> _Written problem_
Rewrite every line of the records below as a JSON list of strings, one string per line, and skip any blank lines. Leave the pictures out of your answer.

> _Available data_
※ ※ ※

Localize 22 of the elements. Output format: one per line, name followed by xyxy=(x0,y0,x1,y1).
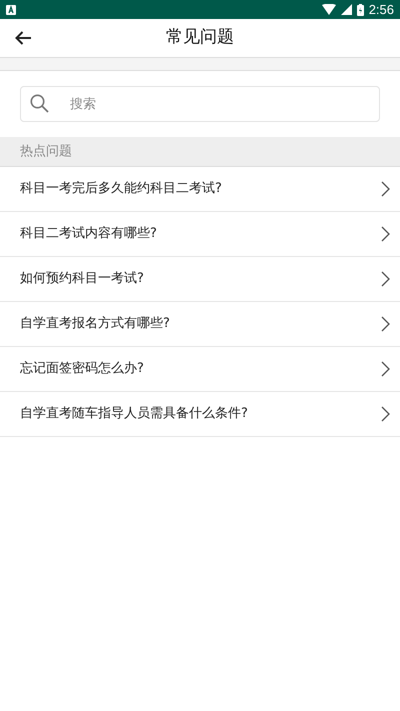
search-field[interactable]: 搜索 xyxy=(20,86,380,122)
chevron-right-icon xyxy=(381,271,390,287)
chevron-right-icon xyxy=(381,316,390,332)
chevron-right-icon xyxy=(381,181,390,197)
chevron-right-icon xyxy=(381,226,390,242)
chevron-right-icon xyxy=(381,406,390,422)
question-item[interactable]: 如何预约科目一考试? xyxy=(0,257,400,302)
question-item[interactable]: 科目一考完后多久能约科目二考试? xyxy=(0,167,400,212)
search-icon xyxy=(30,94,49,113)
question-item[interactable]: 科目二考试内容有哪些? xyxy=(0,212,400,257)
question-item[interactable]: 忘记面签密码怎么办? xyxy=(0,347,400,392)
signal-icon xyxy=(340,4,352,15)
question-item[interactable]: 自学直考随车指导人员需具备什么条件? xyxy=(0,392,400,437)
status-time: 2:56 xyxy=(368,0,394,19)
back-arrow-icon[interactable] xyxy=(15,31,32,45)
notification-icon xyxy=(6,4,16,14)
section-heading: 热点问题 xyxy=(20,142,72,161)
chevron-right-icon xyxy=(381,361,390,377)
wifi-icon xyxy=(322,4,336,15)
battery-icon xyxy=(356,4,364,16)
page-title: 常见问题 xyxy=(166,26,234,50)
question-item[interactable]: 自学直考报名方式有哪些? xyxy=(0,302,400,347)
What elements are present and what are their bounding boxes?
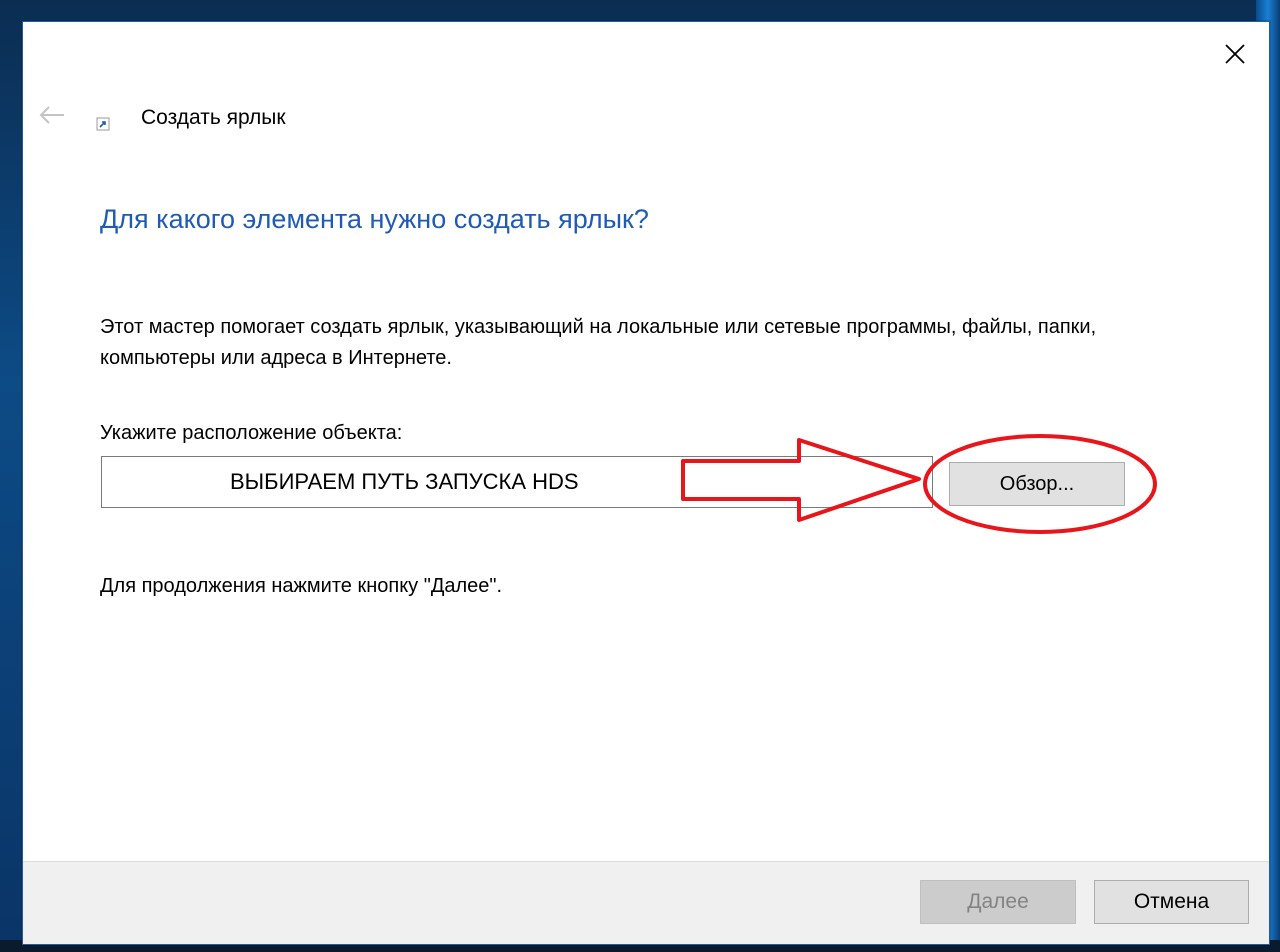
- wizard-description: Этот мастер помогает создать ярлык, указ…: [100, 316, 1097, 369]
- location-input[interactable]: [101, 456, 933, 508]
- cancel-button[interactable]: Отмена: [1094, 880, 1249, 924]
- next-button[interactable]: Далее: [920, 880, 1076, 924]
- back-button[interactable]: [37, 100, 67, 130]
- dialog-footer: Далее Отмена: [23, 861, 1269, 944]
- back-arrow-icon: [39, 106, 64, 124]
- location-label: Укажите расположение объекта:: [100, 422, 403, 444]
- close-icon: [1225, 44, 1245, 64]
- window-title: Создать ярлык: [141, 106, 286, 129]
- create-shortcut-dialog: Создать ярлык Для какого элемента нужно …: [22, 21, 1270, 945]
- browse-button[interactable]: Обзор...: [949, 462, 1125, 506]
- shortcut-icon: [96, 117, 110, 131]
- close-button[interactable]: [1215, 34, 1255, 74]
- page-heading: Для какого элемента нужно создать ярлык?: [100, 204, 649, 234]
- continue-hint: Для продолжения нажмите кнопку "Далее".: [100, 575, 503, 597]
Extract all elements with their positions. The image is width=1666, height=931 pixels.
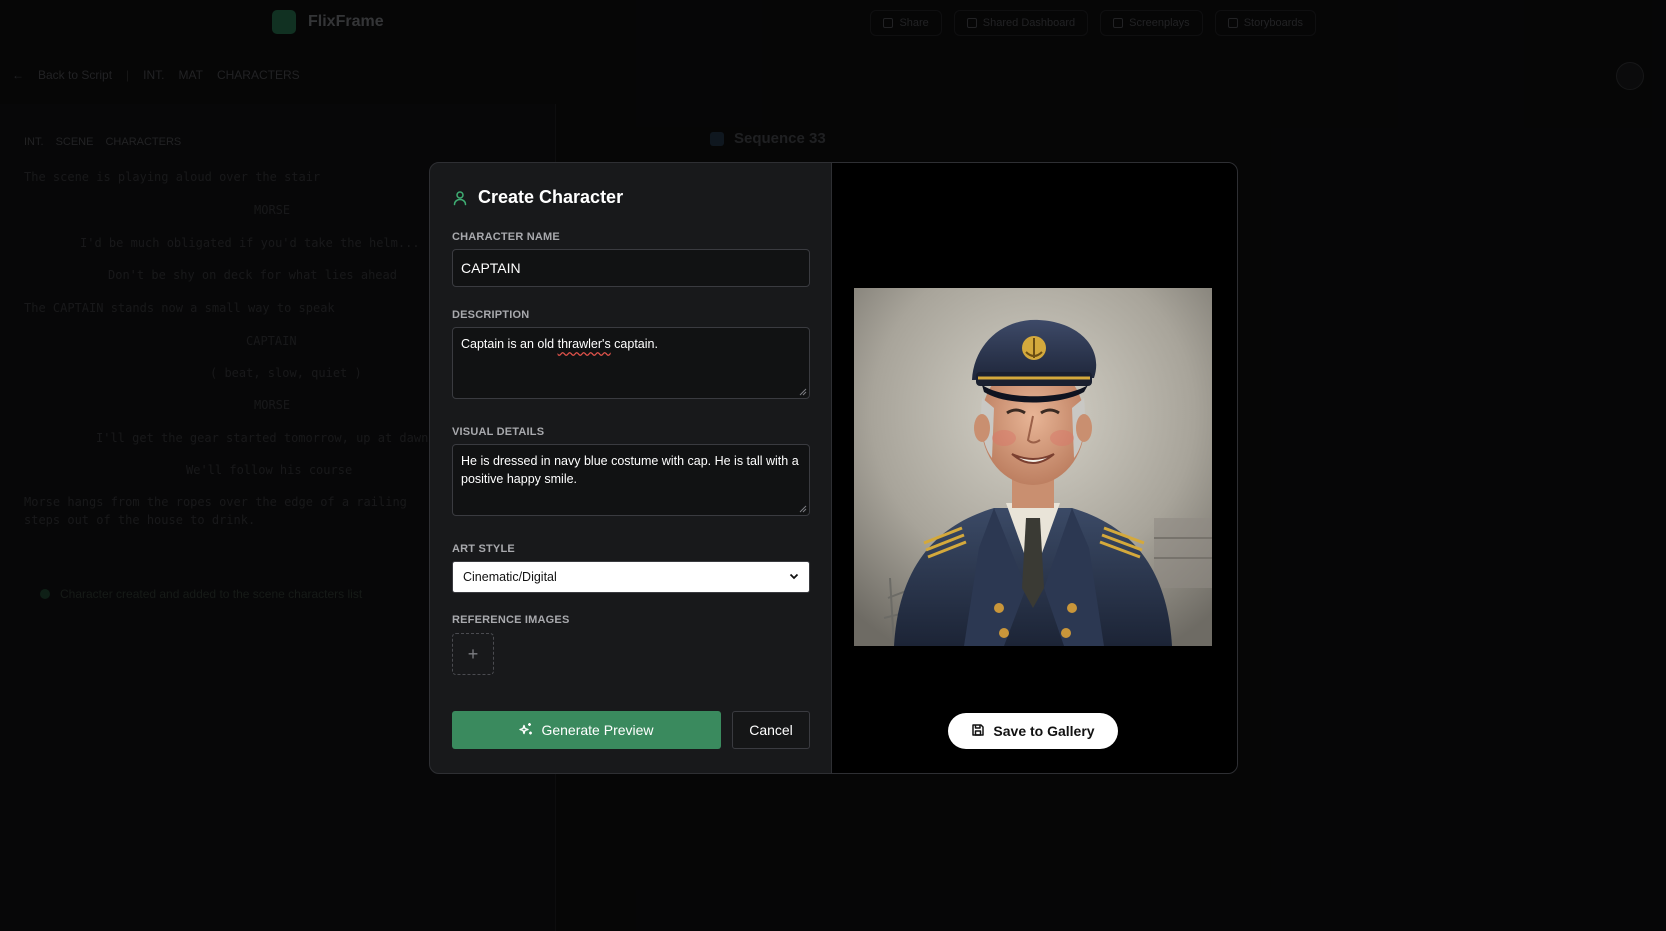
create-character-modal: Create Character CHARACTER NAME CAPTAIN …	[429, 162, 1238, 774]
character-name-value: CAPTAIN	[461, 260, 521, 276]
reference-images-label: REFERENCE IMAGES	[452, 614, 570, 626]
character-name-input[interactable]: CAPTAIN	[452, 249, 810, 287]
resize-handle-icon[interactable]	[799, 388, 807, 396]
modal-header: Create Character	[452, 187, 623, 208]
generate-preview-button[interactable]: Generate Preview	[452, 711, 721, 749]
description-label: DESCRIPTION	[452, 309, 530, 321]
generate-preview-label: Generate Preview	[541, 722, 654, 738]
save-to-gallery-label: Save to Gallery	[993, 723, 1095, 739]
cancel-label: Cancel	[749, 722, 793, 738]
description-part: captain.	[610, 337, 658, 351]
plus-icon: +	[467, 643, 479, 664]
save-icon	[971, 723, 985, 740]
save-to-gallery-button[interactable]: Save to Gallery	[948, 713, 1118, 749]
art-style-select[interactable]: Cinematic/Digital	[452, 561, 810, 593]
art-style-value: Cinematic/Digital	[463, 570, 557, 584]
description-textarea[interactable]: Captain is an old thrawler's captain.	[452, 327, 810, 399]
user-icon	[452, 190, 468, 206]
character-form: Create Character CHARACTER NAME CAPTAIN …	[430, 163, 832, 773]
visual-details-textarea[interactable]: He is dressed in navy blue costume with …	[452, 444, 810, 516]
add-reference-image-button[interactable]: +	[452, 633, 494, 675]
sparkles-icon	[519, 722, 533, 739]
preview-panel: Save to Gallery	[832, 163, 1237, 773]
cancel-button[interactable]: Cancel	[732, 711, 810, 749]
resize-handle-icon[interactable]	[799, 505, 807, 513]
art-style-label: ART STYLE	[452, 543, 515, 555]
chevron-down-icon	[789, 570, 799, 584]
character-preview-image	[854, 288, 1212, 646]
description-text: Captain is an old thrawler's captain.	[461, 337, 658, 351]
description-part: Captain is an old	[461, 337, 558, 351]
modal-title: Create Character	[478, 187, 624, 207]
character-name-label: CHARACTER NAME	[452, 231, 560, 243]
visual-details-label: VISUAL DETAILS	[452, 426, 545, 438]
misspelled-word: thrawler's	[557, 337, 611, 351]
visual-details-text: He is dressed in navy blue costume with …	[461, 454, 799, 486]
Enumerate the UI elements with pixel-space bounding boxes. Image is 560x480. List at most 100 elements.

※ ※ ※

> _Correct output_
[
  "Localize 22 of the elements. Output format: one per line, name followed by xyxy=(x0,y0,x1,y1).",
  "search-field[interactable]: 搜索 xyxy=(20,86,380,122)",
  "chevron-right-icon xyxy=(381,271,390,287)",
  "chevron-right-icon xyxy=(381,316,390,332)",
  "chevron-right-icon xyxy=(381,181,390,197)",
  "chevron-right-icon xyxy=(381,226,390,242)",
  "chevron-right-icon xyxy=(381,406,390,422)",
  "question-item[interactable]: 如何预约科目一考试? xyxy=(0,257,400,302)",
  "question-item[interactable]: 科目一考完后多久能约科目二考试? xyxy=(0,167,400,212)",
  "search-icon xyxy=(30,94,49,113)",
  "question-item[interactable]: 科目二考试内容有哪些? xyxy=(0,212,400,257)",
  "question-item[interactable]: 忘记面签密码怎么办? xyxy=(0,347,400,392)",
  "signal-icon xyxy=(340,4,352,15)",
  "question-item[interactable]: 自学直考随车指导人员需具备什么条件? xyxy=(0,392,400,437)",
  "status-time: 2:56 xyxy=(368,0,394,19)",
  "back-arrow-icon[interactable] xyxy=(15,31,32,45)",
  "notification-icon xyxy=(6,4,16,14)",
  "section-heading: 热点问题 xyxy=(20,142,72,161)",
  "chevron-right-icon xyxy=(381,361,390,377)",
  "wifi-icon xyxy=(322,4,336,15)",
  "battery-icon xyxy=(356,4,364,16)",
  "page-title: 常见问题 xyxy=(166,26,234,50)",
  "question-item[interactable]: 自学直考报名方式有哪些? xyxy=(0,302,400,347)",
  "What elements are present and what are their bounding boxes?",
  "- wizard-description: Этот мастер помогает создать ярлык, указ…: [100, 316, 1097, 369]",
  "- location-input[interactable]: [101, 456, 933, 508]",
  "- cancel-button[interactable]: Отмена: [1094, 880, 1249, 924]",
  "- next-button[interactable]: Далее: [920, 880, 1076, 924]",
  "- back-button[interactable]: [37, 100, 67, 130]",
  "- dialog-footer: Далее Отмена: [23, 861, 1269, 944]",
  "- back-arrow-icon: [39, 106, 64, 124]",
  "- location-label: Укажите расположение объекта:: [100, 422, 403, 444]",
  "- close-icon: [1225, 44, 1245, 64]",
  "- window-title: Создать ярлык: [141, 106, 286, 129]",
  "- create-shortcut-dialog: Создать ярлык Для какого элемента нужно …: [22, 21, 1270, 945]",
  "- browse-button[interactable]: Обзор...: [949, 462, 1125, 506]",
  "- shortcut-icon: [96, 117, 110, 131]",
  "- close-button[interactable]: [1215, 34, 1255, 74]",
  "- page-heading: Для какого элемента нужно создать ярлык?: [100, 204, 649, 234]",
  "- continue-hint: Для продолжения нажмите кнопку \"Далее\".: [100, 575, 503, 597]",
  "Extract all elements with their positions. The image is width=1666, height=931 pixels.",
  "create-character-modal: Create Character CHARACTER NAME CAPTAIN …\t[429, 162, 1238, 774]",
  "character-name-value: CAPTAIN\t[461, 260, 521, 276]",
  "reference-images-label: REFERENCE IMAGES\t[452, 614, 570, 626]",
  "character-name-input[interactable]: CAPTAIN\t[452, 249, 810, 287]",
  "resize-handle-icon[interactable]\t[799, 388, 807, 396]",
  "modal-header: Create Character\t[452, 187, 623, 208]",
  "generate-preview-button[interactable]: Generate Preview\t[452, 711, 721, 749]",
  "description-label: DESCRIPTION\t[452, 309, 530, 321]",
  "generate-preview-label: Generate Preview\t[541, 722, 654, 738]",
  "save-to-gallery-label: Save to Gallery\t[993, 723, 1095, 739]",
  "cancel-label: Cancel\t[749, 722, 793, 738]",
  "description-part: captain.\t[610, 337, 658, 351]",
  "plus-icon: +\t[467, 643, 479, 664]",
  "save-icon\t[971, 723, 985, 740]",
  "save-to-gallery-button[interactable]: Save to Gallery\t[948, 713, 1118, 749]",
  "art-style-select[interactable]: Cinematic/Digital\t[452, 561, 810, 593]",
  "art-style-value: Cinematic/Digital\t[463, 570, 557, 584]",
  "description-textarea[interactable]: Captain is an old thrawler's captain.\t[452, 327, 810, 399]",
  "user-icon\t[452, 190, 468, 206]",
  "character-form: Create Character CHARACTER NAME CAPTAIN …\t[430, 163, 832, 773]",
  "visual-details-textarea[interactable]: He is dressed in navy blue costume with …\t[452, 444, 810, 516]",
  "add-reference-image-button[interactable]: +\t[452, 633, 494, 675]",
  "sparkles-icon\t[519, 722, 533, 739]",
  "preview-panel: Save to Gallery\t[832, 163, 1237, 773]",
  "cancel-button[interactable]: Cancel\t[732, 711, 810, 749]",
  "resize-handle-icon[interactable]\t[799, 505, 807, 513]",
  "art-style-label: ART STYLE\t[452, 543, 515, 555]",
  "chevron-down-icon\t[789, 570, 799, 584]",
  "character-preview-image\t[854, 288, 1212, 646]",
  "description-text: Captain is an old thrawler's captain.\t[461, 337, 658, 351]",
  "description-part: Captain is an old\t[461, 337, 558, 351]",
  "modal-title: Create Character\t[478, 187, 624, 207]",
  "character-name-label: CHARACTER NAME\t[452, 231, 560, 243]",
  "visual-details-label: VISUAL DETAILS\t[452, 426, 545, 438]",
  "misspelled-word: thrawler's\t[557, 337, 611, 351]",
  "visual-details-text: He is dressed in navy blue costume with …\t[461, 454, 799, 486]",
  "Enumerate the UI elements with pixel-space bounding boxes. Image is 560x480. List at most 100 elements."
]